Data excerpts

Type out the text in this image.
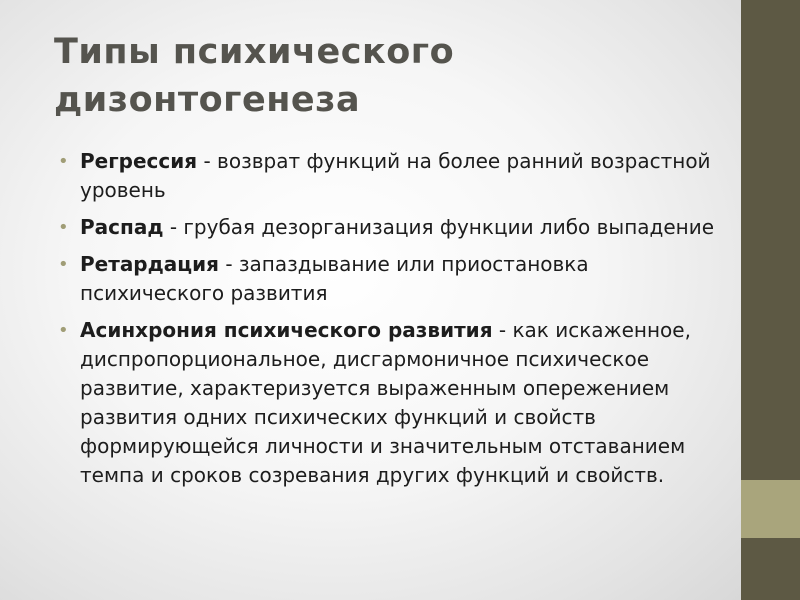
Типы психического
дизонтогенеза
• Регрессия - возврат функций на более ранний возрастной уровень
• Распад - грубая дезорганизация функции либо выпадение
• Ретардация - запаздывание или приостановка психического развития
• Асинхрония психического развития - как искаженное, диспропорциональное, дисгармоничное психическое развитие, характеризуется выраженным опережением развития одних психических функций и свойств формирующейся личности и значительным отставанием темпа и сроков созревания других функций и свойств.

◆ Aim:
Reproduce the data word for word, excluding its pictures.

◆ Solution to this problem:
Type out the text in this image.
Типы психического
дизонтогенеза
• Регрессия - возврат функций на более ранний возрастной уровень
• Распад - грубая дезорганизация функции либо выпадение
• Ретардация - запаздывание или приостановка психического развития
• Асинхрония психического развития - как искаженное, диспропорциональное, дисгармоничное психическое развитие, характеризуется выраженным опережением развития одних психических функций и свойств формирующейся личности и значительным отставанием темпа и сроков созревания других функций и свойств.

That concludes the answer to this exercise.